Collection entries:
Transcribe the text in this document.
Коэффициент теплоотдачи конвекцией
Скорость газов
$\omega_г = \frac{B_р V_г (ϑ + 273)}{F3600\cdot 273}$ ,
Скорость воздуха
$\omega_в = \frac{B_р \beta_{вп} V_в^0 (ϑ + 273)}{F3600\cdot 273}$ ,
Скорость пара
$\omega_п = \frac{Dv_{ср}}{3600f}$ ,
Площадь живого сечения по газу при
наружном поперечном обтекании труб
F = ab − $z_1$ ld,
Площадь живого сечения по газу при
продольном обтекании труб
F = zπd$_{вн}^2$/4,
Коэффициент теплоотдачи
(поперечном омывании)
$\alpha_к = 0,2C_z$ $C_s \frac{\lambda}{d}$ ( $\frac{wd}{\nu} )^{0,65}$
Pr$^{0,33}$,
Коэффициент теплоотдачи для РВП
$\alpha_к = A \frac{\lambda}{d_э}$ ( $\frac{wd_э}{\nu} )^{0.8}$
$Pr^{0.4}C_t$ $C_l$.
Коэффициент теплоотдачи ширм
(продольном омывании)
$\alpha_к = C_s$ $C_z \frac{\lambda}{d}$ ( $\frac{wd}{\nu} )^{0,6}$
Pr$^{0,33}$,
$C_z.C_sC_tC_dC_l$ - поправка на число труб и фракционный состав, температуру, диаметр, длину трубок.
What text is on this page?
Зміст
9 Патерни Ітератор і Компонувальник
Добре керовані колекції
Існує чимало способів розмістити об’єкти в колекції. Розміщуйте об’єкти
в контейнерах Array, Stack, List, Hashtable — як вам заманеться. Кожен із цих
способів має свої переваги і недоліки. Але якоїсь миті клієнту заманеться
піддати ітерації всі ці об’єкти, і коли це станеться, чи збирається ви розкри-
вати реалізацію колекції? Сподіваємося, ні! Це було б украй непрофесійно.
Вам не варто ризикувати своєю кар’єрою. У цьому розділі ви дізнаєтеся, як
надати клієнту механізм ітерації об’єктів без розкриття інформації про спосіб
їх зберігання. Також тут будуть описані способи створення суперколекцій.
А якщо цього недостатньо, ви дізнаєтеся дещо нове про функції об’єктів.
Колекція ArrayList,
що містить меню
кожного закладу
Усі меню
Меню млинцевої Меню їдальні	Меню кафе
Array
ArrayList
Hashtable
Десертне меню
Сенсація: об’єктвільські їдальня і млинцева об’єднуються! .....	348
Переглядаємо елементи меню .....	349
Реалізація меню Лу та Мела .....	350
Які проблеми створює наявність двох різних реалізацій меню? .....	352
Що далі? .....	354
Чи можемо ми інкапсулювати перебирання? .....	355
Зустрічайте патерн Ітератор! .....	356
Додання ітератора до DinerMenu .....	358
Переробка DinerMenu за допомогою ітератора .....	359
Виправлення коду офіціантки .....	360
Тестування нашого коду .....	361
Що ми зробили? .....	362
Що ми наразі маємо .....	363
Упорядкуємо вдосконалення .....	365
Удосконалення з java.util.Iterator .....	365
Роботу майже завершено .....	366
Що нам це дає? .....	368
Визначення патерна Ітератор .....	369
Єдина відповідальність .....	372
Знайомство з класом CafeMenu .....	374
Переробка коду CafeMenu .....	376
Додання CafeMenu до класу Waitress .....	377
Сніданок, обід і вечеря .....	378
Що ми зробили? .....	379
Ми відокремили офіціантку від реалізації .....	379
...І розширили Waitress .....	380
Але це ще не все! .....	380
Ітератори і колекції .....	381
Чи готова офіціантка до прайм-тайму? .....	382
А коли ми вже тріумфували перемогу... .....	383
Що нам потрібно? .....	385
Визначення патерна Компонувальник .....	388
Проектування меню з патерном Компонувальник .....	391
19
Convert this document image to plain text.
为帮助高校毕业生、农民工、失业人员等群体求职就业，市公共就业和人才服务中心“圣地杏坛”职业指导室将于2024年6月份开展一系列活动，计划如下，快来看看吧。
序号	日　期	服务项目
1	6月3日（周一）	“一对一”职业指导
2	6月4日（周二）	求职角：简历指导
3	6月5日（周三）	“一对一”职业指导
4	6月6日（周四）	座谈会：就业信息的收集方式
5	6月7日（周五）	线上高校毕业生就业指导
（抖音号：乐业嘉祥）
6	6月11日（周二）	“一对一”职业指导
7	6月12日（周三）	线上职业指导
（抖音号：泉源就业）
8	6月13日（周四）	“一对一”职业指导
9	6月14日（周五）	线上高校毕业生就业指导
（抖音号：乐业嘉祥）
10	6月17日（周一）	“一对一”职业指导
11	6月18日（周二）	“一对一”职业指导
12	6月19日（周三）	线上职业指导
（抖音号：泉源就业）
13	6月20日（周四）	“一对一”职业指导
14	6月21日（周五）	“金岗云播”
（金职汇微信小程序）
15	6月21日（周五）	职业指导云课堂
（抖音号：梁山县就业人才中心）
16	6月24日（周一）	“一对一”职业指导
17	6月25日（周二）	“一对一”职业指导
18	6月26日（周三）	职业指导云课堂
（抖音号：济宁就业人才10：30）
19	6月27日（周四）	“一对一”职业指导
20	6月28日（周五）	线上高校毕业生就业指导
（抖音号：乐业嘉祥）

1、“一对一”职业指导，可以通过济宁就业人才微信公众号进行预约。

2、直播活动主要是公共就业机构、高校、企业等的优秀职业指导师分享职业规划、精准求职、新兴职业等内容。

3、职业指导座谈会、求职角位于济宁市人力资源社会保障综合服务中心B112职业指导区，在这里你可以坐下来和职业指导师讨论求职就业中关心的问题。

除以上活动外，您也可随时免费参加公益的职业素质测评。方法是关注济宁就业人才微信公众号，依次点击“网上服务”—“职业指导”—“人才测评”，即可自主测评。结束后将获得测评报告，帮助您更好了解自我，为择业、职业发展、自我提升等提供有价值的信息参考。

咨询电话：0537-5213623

Exercise description:
Reproduce each record shown above without altering a single word.

Task output:
Transcribe the text in this document.
Коэффициент теплоотдачи конвекцией
Скорость газов
$\omega_г = \frac{B_р V_г (ϑ + 273)}{F3600\cdot 273}$ ,
Скорость воздуха
$\omega_в = \frac{B_р \beta_{вп} V_в^0 (ϑ + 273)}{F3600\cdot 273}$ ,
Скорость пара
$\omega_п = \frac{Dv_{ср}}{3600f}$ ,
Площадь живого сечения по газу при
наружном поперечном обтекании труб
F = ab − $z_1$ ld,
Площадь живого сечения по газу при
продольном обтекании труб
F = zπd$_{вн}^2$/4,
Коэффициент теплоотдачи
(поперечном омывании)
$\alpha_к = 0,2C_z$ $C_s \frac{\lambda}{d}$ ( $\frac{wd}{\nu} )^{0,65}$
Pr$^{0,33}$,
Коэффициент теплоотдачи для РВП
$\alpha_к = A \frac{\lambda}{d_э}$ ( $\frac{wd_э}{\nu} )^{0.8}$
$Pr^{0.4}C_t$ $C_l$.
Коэффициент теплоотдачи ширм
(продольном омывании)
$\alpha_к = C_s$ $C_z \frac{\lambda}{d}$ ( $\frac{wd}{\nu} )^{0,6}$
Pr$^{0,33}$,
$C_z.C_sC_tC_dC_l$ - поправка на число труб и фракционный состав, температуру, диаметр, длину трубок.
What text is on this page?
Зміст
9 Патерни Ітератор і Компонувальник
Добре керовані колекції
Існує чимало способів розмістити об’єкти в колекції. Розміщуйте об’єкти
в контейнерах Array, Stack, List, Hashtable — як вам заманеться. Кожен із цих
способів має свої переваги і недоліки. Але якоїсь миті клієнту заманеться
піддати ітерації всі ці об’єкти, і коли це станеться, чи збирається ви розкри-
вати реалізацію колекції? Сподіваємося, ні! Це було б украй непрофесійно.
Вам не варто ризикувати своєю кар’єрою. У цьому розділі ви дізнаєтеся, як
надати клієнту механізм ітерації об’єктів без розкриття інформації про спосіб
їх зберігання. Також тут будуть описані способи створення суперколекцій.
А якщо цього недостатньо, ви дізнаєтеся дещо нове про функції об’єктів.
Колекція ArrayList,
що містить меню
кожного закладу
Усі меню
Меню млинцевої Меню їдальні	Меню кафе
Array
ArrayList
Hashtable
Десертне меню
Сенсація: об’єктвільські їдальня і млинцева об’єднуються! .....	348
Переглядаємо елементи меню .....	349
Реалізація меню Лу та Мела .....	350
Які проблеми створює наявність двох різних реалізацій меню? .....	352
Що далі? .....	354
Чи можемо ми інкапсулювати перебирання? .....	355
Зустрічайте патерн Ітератор! .....	356
Додання ітератора до DinerMenu .....	358
Переробка DinerMenu за допомогою ітератора .....	359
Виправлення коду офіціантки .....	360
Тестування нашого коду .....	361
Що ми зробили? .....	362
Що ми наразі маємо .....	363
Упорядкуємо вдосконалення .....	365
Удосконалення з java.util.Iterator .....	365
Роботу майже завершено .....	366
Що нам це дає? .....	368
Визначення патерна Ітератор .....	369
Єдина відповідальність .....	372
Знайомство з класом CafeMenu .....	374
Переробка коду CafeMenu .....	376
Додання CafeMenu до класу Waitress .....	377
Сніданок, обід і вечеря .....	378
Що ми зробили? .....	379
Ми відокремили офіціантку від реалізації .....	379
...І розширили Waitress .....	380
Але це ще не все! .....	380
Ітератори і колекції .....	381
Чи готова офіціантка до прайм-тайму? .....	382
А коли ми вже тріумфували перемогу... .....	383
Що нам потрібно? .....	385
Визначення патерна Компонувальник .....	388
Проектування меню з патерном Компонувальник .....	391
19
Convert this document image to plain text.
为帮助高校毕业生、农民工、失业人员等群体求职就业，市公共就业和人才服务中心“圣地杏坛”职业指导室将于2024年6月份开展一系列活动，计划如下，快来看看吧。
序号	日　期	服务项目
1	6月3日（周一）	“一对一”职业指导
2	6月4日（周二）	求职角：简历指导
3	6月5日（周三）	“一对一”职业指导
4	6月6日（周四）	座谈会：就业信息的收集方式
5	6月7日（周五）	线上高校毕业生就业指导
（抖音号：乐业嘉祥）
6	6月11日（周二）	“一对一”职业指导
7	6月12日（周三）	线上职业指导
（抖音号：泉源就业）
8	6月13日（周四）	“一对一”职业指导
9	6月14日（周五）	线上高校毕业生就业指导
（抖音号：乐业嘉祥）
10	6月17日（周一）	“一对一”职业指导
11	6月18日（周二）	“一对一”职业指导
12	6月19日（周三）	线上职业指导
（抖音号：泉源就业）
13	6月20日（周四）	“一对一”职业指导
14	6月21日（周五）	“金岗云播”
（金职汇微信小程序）
15	6月21日（周五）	职业指导云课堂
（抖音号：梁山县就业人才中心）
16	6月24日（周一）	“一对一”职业指导
17	6月25日（周二）	“一对一”职业指导
18	6月26日（周三）	职业指导云课堂
（抖音号：济宁就业人才10：30）
19	6月27日（周四）	“一对一”职业指导
20	6月28日（周五）	线上高校毕业生就业指导
（抖音号：乐业嘉祥）

1、“一对一”职业指导，可以通过济宁就业人才微信公众号进行预约。

2、直播活动主要是公共就业机构、高校、企业等的优秀职业指导师分享职业规划、精准求职、新兴职业等内容。

3、职业指导座谈会、求职角位于济宁市人力资源社会保障综合服务中心B112职业指导区，在这里你可以坐下来和职业指导师讨论求职就业中关心的问题。

除以上活动外，您也可随时免费参加公益的职业素质测评。方法是关注济宁就业人才微信公众号，依次点击“网上服务”—“职业指导”—“人才测评”，即可自主测评。结束后将获得测评报告，帮助您更好了解自我，为择业、职业发展、自我提升等提供有价值的信息参考。

咨询电话：0537-5213623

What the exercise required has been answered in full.